Each entry below is to be duplicated verbatim.

* start *

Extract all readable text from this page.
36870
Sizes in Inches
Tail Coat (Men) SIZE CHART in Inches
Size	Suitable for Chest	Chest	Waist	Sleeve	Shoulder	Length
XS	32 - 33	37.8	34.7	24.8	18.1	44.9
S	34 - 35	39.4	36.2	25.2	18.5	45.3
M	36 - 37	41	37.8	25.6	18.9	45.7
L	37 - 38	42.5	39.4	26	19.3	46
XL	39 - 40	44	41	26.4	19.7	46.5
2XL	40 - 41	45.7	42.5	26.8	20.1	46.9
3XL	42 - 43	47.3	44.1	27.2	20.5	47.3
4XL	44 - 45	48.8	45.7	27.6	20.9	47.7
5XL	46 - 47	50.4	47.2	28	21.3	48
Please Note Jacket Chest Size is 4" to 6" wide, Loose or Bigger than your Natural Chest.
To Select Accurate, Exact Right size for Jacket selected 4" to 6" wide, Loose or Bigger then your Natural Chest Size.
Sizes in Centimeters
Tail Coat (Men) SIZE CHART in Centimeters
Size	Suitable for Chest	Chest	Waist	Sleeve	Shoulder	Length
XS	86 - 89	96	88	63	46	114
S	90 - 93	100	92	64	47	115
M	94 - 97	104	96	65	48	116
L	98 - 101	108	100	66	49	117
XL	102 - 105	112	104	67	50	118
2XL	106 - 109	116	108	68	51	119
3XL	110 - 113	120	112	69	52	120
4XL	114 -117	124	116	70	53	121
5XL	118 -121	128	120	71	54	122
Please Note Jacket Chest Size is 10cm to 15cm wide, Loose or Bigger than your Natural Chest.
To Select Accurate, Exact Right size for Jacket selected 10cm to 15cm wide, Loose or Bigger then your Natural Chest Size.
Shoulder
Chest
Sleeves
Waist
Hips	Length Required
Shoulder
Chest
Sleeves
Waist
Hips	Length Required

* end *

◆ **Written reply**
Extract all readable text from this page.
36870
Sizes in Inches
Tail Coat (Men) SIZE CHART in Inches
Size	Suitable for Chest	Chest	Waist	Sleeve	Shoulder	Length
XS	32 - 33	37.8	34.7	24.8	18.1	44.9
S	34 - 35	39.4	36.2	25.2	18.5	45.3
M	36 - 37	41	37.8	25.6	18.9	45.7
L	37 - 38	42.5	39.4	26	19.3	46
XL	39 - 40	44	41	26.4	19.7	46.5
2XL	40 - 41	45.7	42.5	26.8	20.1	46.9
3XL	42 - 43	47.3	44.1	27.2	20.5	47.3
4XL	44 - 45	48.8	45.7	27.6	20.9	47.7
5XL	46 - 47	50.4	47.2	28	21.3	48
Please Note Jacket Chest Size is 4" to 6" wide, Loose or Bigger than your Natural Chest.
To Select Accurate, Exact Right size for Jacket selected 4" to 6" wide, Loose or Bigger then your Natural Chest Size.
Sizes in Centimeters
Tail Coat (Men) SIZE CHART in Centimeters
Size	Suitable for Chest	Chest	Waist	Sleeve	Shoulder	Length
XS	86 - 89	96	88	63	46	114
S	90 - 93	100	92	64	47	115
M	94 - 97	104	96	65	48	116
L	98 - 101	108	100	66	49	117
XL	102 - 105	112	104	67	50	118
2XL	106 - 109	116	108	68	51	119
3XL	110 - 113	120	112	69	52	120
4XL	114 -117	124	116	70	53	121
5XL	118 -121	128	120	71	54	122
Please Note Jacket Chest Size is 10cm to 15cm wide, Loose or Bigger than your Natural Chest.
To Select Accurate, Exact Right size for Jacket selected 10cm to 15cm wide, Loose or Bigger then your Natural Chest Size.
Shoulder
Chest
Sleeves
Waist
Hips	Length Required
Shoulder
Chest
Sleeves
Waist
Hips	Length Required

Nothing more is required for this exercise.